| Records shown |
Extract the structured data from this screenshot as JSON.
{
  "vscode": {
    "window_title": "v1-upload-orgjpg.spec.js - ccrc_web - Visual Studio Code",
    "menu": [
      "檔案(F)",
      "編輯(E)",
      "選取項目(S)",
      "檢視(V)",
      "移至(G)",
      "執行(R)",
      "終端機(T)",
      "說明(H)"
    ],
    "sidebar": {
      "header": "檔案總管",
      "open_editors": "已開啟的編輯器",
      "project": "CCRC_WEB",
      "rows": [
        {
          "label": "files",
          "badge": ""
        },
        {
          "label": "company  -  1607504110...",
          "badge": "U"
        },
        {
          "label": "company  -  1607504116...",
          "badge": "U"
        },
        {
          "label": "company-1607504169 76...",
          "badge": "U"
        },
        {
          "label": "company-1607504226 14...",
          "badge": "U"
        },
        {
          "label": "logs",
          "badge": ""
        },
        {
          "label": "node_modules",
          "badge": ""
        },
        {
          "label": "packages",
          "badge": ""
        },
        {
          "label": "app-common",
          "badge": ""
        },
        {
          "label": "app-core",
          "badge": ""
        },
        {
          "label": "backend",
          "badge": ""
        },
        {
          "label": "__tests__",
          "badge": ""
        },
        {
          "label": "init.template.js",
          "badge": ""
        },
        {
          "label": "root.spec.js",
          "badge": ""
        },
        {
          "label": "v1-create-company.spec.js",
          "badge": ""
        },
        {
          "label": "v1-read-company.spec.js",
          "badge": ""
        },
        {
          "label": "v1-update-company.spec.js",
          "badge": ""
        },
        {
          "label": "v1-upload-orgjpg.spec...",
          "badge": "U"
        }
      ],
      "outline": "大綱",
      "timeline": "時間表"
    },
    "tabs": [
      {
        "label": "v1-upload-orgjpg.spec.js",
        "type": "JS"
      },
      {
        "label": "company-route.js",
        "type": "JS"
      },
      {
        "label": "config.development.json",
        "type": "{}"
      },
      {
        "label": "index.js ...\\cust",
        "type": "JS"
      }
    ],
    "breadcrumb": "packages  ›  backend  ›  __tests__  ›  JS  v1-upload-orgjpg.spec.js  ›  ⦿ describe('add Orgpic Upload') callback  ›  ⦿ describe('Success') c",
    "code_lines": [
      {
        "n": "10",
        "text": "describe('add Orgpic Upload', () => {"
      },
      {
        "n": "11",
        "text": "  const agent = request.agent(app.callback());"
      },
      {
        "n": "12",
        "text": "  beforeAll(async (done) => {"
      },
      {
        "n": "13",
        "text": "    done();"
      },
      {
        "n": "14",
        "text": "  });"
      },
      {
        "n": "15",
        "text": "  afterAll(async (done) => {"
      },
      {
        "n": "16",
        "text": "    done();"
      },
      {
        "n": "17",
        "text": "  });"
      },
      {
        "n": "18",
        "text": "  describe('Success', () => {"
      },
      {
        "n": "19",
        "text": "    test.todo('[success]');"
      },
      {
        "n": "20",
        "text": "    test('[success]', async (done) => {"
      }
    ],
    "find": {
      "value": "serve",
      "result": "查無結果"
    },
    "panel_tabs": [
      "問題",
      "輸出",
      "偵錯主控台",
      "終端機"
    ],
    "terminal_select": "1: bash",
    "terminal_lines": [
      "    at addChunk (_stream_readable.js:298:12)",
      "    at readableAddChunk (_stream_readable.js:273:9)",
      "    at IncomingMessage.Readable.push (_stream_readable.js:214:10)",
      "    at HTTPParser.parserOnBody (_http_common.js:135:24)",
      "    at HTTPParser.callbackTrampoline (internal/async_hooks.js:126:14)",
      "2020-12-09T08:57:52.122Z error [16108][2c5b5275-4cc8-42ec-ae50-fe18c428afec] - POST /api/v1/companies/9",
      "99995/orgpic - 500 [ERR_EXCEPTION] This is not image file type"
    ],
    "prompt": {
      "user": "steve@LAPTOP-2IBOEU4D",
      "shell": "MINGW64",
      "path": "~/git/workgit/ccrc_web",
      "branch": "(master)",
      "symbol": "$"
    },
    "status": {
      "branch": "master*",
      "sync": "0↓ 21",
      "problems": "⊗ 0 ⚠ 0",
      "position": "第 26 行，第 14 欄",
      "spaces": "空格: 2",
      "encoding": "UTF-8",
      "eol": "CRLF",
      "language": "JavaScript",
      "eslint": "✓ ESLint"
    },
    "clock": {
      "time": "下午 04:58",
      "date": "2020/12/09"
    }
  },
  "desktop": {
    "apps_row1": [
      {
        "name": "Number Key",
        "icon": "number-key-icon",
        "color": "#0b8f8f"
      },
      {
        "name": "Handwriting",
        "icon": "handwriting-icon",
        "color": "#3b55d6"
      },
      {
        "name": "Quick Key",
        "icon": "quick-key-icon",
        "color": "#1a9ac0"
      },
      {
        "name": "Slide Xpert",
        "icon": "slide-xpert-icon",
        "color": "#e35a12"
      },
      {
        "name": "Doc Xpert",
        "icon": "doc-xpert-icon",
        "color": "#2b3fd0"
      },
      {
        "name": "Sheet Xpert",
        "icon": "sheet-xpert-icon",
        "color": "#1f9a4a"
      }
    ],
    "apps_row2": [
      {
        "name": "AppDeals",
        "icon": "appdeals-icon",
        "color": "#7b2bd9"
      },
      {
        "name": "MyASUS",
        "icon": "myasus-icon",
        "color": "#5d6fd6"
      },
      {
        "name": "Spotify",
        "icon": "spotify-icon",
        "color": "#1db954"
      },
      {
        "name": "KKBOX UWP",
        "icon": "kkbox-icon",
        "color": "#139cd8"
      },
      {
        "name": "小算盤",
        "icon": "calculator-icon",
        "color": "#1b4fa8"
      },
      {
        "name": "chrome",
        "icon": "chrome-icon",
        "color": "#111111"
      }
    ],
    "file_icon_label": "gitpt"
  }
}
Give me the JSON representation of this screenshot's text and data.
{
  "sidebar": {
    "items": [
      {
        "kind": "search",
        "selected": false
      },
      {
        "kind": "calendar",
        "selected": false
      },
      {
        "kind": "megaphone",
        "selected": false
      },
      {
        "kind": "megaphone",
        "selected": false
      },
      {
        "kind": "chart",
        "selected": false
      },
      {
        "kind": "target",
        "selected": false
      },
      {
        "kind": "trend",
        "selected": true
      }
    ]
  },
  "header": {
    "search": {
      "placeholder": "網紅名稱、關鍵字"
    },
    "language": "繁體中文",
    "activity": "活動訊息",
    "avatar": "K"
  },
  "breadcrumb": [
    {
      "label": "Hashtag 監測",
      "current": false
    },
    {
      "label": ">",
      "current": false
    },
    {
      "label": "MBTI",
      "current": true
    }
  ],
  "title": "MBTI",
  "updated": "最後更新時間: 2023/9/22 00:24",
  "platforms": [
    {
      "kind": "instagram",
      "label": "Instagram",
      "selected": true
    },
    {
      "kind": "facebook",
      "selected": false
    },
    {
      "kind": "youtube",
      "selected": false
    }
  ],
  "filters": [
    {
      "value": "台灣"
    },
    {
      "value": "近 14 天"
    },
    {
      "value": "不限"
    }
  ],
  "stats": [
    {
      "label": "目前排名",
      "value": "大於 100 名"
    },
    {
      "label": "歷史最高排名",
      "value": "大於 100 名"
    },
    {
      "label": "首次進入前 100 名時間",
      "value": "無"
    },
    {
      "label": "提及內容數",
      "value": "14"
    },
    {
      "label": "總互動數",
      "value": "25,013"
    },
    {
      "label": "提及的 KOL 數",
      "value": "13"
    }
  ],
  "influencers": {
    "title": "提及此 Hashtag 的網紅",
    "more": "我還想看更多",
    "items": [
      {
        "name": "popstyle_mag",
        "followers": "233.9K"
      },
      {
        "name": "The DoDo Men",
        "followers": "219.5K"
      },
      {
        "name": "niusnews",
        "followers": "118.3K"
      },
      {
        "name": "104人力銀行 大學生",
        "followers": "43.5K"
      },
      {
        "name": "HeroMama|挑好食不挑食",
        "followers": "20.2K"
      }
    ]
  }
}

| Task objective |
Go through the data and count each line that has the word "followers", then give the total alone.

| Task solution |
5